• _Task to carry out_:
Skip any picture you find and retype all the remaining lines exactly.

• _Supplied records_:

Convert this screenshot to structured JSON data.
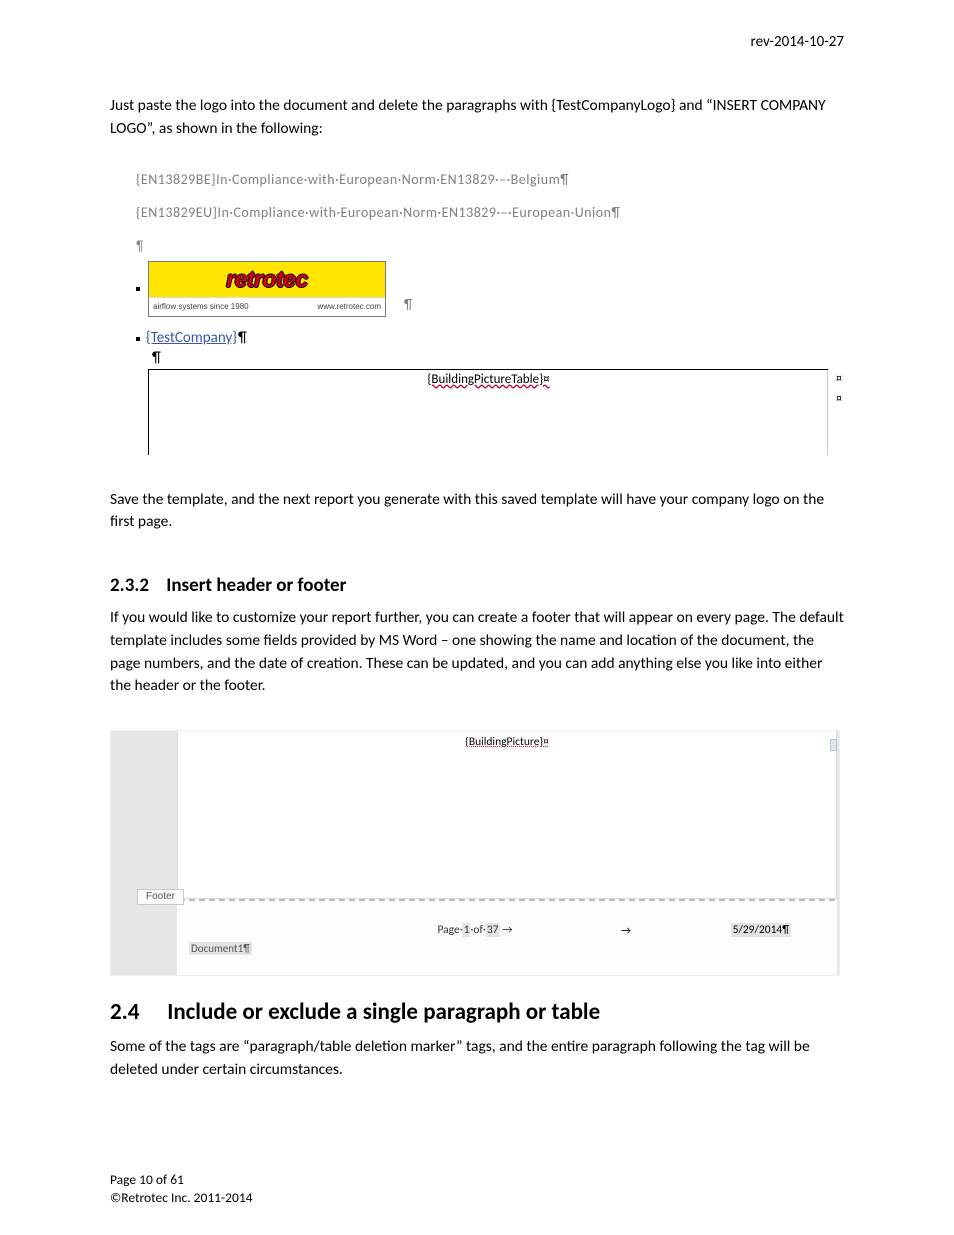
{
  "header": {
    "revision": "rev-2014-10-27"
  },
  "intro": {
    "line": "Just paste the logo into the document and delete the paragraphs with {TestCompanyLogo} and “INSERT COMPANY LOGO”, as shown in the following:"
  },
  "fig1": {
    "line1": "{EN13829BE}In·Compliance·with·European·Norm·EN13829·–·Belgium¶",
    "line2": "{EN13829EU}In·Compliance·with·European·Norm·EN13829·–·European·Union¶",
    "lonePil": "¶",
    "logo": {
      "brand": "retrotec",
      "tagline_left": "airflow systems since 1980",
      "tagline_right": "www.retrotec.com"
    },
    "afterLogoPil": "¶",
    "testCompany": "{TestCompany}",
    "tcPil": "¶",
    "lonePil2": "¶",
    "buildingPicTag": "{BuildingPictureTable}¤",
    "cellMark": "¤"
  },
  "afterFig1": {
    "line": "Save the template, and the next report you generate with this saved template will have your company logo on the first page."
  },
  "h232": {
    "num": "2.3.2",
    "title": "Insert header or footer",
    "body": "If you would like to customize your report further, you can create a footer that will appear on every page.  The default template includes some fields provided by MS Word – one showing the name and location of the document, the page numbers, and the date of creation.  These can be updated, and you can add anything else you like into either the header or the footer."
  },
  "fig2": {
    "buildingPic": "{BuildingPicture}¤",
    "footerTab": "Footer",
    "doc1": "Document1¶",
    "pagePrefix": "Page·",
    "pageCur": "1",
    "pageMid": "·of·",
    "pageTot": "37",
    "pageArrow": "→",
    "arrow2": "→",
    "date": "5/29/2014¶"
  },
  "h24": {
    "num": "2.4",
    "title": "Include or exclude a single paragraph or table",
    "body": "Some of the tags are “paragraph/table deletion marker” tags, and the entire paragraph following the tag will be deleted under certain circumstances."
  },
  "footer": {
    "pageline": "Page 10 of 61",
    "copyright": "©Retrotec Inc. 2011-2014"
  }
}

• _Exercise solution_:
Convert this screenshot to structured JSON data.
{
  "header": {
    "revision": "rev-2014-10-27"
  },
  "intro": {
    "line": "Just paste the logo into the document and delete the paragraphs with {TestCompanyLogo} and “INSERT COMPANY LOGO”, as shown in the following:"
  },
  "fig1": {
    "line1": "{EN13829BE}In·Compliance·with·European·Norm·EN13829·–·Belgium¶",
    "line2": "{EN13829EU}In·Compliance·with·European·Norm·EN13829·–·European·Union¶",
    "lonePil": "¶",
    "logo": {
      "brand": "retrotec",
      "tagline_left": "airflow systems since 1980",
      "tagline_right": "www.retrotec.com"
    },
    "afterLogoPil": "¶",
    "testCompany": "{TestCompany}",
    "tcPil": "¶",
    "lonePil2": "¶",
    "buildingPicTag": "{BuildingPictureTable}¤",
    "cellMark": "¤"
  },
  "afterFig1": {
    "line": "Save the template, and the next report you generate with this saved template will have your company logo on the first page."
  },
  "h232": {
    "num": "2.3.2",
    "title": "Insert header or footer",
    "body": "If you would like to customize your report further, you can create a footer that will appear on every page.  The default template includes some fields provided by MS Word – one showing the name and location of the document, the page numbers, and the date of creation.  These can be updated, and you can add anything else you like into either the header or the footer."
  },
  "fig2": {
    "buildingPic": "{BuildingPicture}¤",
    "footerTab": "Footer",
    "doc1": "Document1¶",
    "pagePrefix": "Page·",
    "pageCur": "1",
    "pageMid": "·of·",
    "pageTot": "37",
    "pageArrow": "→",
    "arrow2": "→",
    "date": "5/29/2014¶"
  },
  "h24": {
    "num": "2.4",
    "title": "Include or exclude a single paragraph or table",
    "body": "Some of the tags are “paragraph/table deletion marker” tags, and the entire paragraph following the tag will be deleted under certain circumstances."
  },
  "footer": {
    "pageline": "Page 10 of 61",
    "copyright": "©Retrotec Inc. 2011-2014"
  }
}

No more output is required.